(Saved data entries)
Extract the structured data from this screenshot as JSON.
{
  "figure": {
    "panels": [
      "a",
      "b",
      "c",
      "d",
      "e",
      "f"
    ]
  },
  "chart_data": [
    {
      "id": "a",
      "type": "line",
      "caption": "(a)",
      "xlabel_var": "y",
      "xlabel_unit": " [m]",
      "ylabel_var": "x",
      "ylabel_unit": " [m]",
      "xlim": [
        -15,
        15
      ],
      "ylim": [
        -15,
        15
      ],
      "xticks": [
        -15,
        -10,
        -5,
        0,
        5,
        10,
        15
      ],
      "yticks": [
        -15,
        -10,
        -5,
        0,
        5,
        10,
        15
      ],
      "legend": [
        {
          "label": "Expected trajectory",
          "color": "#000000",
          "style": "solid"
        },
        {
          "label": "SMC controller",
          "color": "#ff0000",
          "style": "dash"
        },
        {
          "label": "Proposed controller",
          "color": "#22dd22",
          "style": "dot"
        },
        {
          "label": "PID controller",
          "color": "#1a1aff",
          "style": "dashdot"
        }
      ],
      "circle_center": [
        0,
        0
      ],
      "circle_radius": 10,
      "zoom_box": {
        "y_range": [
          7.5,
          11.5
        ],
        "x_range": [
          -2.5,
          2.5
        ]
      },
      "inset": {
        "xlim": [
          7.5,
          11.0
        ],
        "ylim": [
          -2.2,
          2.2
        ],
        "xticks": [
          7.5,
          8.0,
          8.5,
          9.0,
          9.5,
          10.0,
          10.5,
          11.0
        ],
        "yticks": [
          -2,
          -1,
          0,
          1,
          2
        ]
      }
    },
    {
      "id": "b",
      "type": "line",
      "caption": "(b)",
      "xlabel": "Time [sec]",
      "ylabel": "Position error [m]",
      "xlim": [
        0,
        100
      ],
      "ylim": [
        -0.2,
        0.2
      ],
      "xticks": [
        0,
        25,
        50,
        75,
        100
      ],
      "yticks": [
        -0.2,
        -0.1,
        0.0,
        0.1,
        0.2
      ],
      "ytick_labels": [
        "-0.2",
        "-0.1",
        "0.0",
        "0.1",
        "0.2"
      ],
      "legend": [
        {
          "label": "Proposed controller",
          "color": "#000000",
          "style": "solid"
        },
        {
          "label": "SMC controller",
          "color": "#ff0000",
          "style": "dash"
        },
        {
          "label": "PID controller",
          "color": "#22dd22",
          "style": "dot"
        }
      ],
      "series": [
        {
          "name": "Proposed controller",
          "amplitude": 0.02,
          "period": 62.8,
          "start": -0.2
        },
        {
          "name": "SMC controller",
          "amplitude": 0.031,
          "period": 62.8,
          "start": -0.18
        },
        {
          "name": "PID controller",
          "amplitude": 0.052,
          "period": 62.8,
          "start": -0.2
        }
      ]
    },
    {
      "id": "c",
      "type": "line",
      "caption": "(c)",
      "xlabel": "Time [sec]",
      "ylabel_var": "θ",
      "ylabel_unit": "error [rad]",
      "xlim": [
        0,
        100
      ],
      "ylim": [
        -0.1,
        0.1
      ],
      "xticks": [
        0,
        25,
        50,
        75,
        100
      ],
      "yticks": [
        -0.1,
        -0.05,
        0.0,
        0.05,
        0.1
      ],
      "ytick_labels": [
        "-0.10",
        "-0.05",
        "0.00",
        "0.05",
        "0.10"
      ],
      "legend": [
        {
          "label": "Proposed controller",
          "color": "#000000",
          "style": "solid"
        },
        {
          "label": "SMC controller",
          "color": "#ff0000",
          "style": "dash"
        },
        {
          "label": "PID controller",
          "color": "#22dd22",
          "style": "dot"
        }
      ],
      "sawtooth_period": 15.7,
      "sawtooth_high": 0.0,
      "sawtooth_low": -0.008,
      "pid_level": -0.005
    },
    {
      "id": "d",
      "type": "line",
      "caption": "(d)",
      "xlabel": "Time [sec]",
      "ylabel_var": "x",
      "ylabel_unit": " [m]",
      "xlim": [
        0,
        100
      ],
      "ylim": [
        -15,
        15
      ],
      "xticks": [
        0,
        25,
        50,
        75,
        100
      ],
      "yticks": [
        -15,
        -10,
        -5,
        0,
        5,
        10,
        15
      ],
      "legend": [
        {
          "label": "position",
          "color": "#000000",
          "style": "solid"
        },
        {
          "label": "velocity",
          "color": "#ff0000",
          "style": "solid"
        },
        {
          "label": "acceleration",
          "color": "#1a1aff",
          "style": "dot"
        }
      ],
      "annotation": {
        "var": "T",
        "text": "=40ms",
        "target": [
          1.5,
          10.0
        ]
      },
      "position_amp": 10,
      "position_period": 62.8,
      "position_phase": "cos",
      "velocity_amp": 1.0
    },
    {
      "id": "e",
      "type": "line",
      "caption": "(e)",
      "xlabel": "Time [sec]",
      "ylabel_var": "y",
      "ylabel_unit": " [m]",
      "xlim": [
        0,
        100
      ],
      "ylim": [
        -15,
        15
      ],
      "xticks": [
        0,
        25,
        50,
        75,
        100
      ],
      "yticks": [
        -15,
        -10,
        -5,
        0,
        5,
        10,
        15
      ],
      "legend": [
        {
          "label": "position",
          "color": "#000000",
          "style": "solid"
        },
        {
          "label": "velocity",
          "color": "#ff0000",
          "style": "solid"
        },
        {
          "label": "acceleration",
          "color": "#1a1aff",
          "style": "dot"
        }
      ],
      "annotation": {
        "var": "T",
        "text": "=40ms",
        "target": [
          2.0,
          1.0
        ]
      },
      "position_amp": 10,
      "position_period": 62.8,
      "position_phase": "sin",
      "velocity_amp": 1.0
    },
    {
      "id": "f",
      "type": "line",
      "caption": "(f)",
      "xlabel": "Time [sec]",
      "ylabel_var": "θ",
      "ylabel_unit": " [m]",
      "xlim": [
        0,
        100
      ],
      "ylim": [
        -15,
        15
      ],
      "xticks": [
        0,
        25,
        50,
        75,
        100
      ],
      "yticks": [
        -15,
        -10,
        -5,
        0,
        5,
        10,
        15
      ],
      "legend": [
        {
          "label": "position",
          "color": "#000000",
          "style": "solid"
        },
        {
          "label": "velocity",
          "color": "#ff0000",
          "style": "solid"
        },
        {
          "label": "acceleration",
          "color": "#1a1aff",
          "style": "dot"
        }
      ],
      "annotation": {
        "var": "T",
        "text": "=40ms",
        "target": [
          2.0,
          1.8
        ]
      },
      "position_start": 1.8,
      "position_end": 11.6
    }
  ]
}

◆ **Given request**
Track down every line with the word "caption" and copy it.

◆ **Answer to the task**
      "caption": "(a)",
      "caption": "(b)",
      "caption": "(c)",
      "caption": "(d)",
      "caption": "(e)",
      "caption": "(f)",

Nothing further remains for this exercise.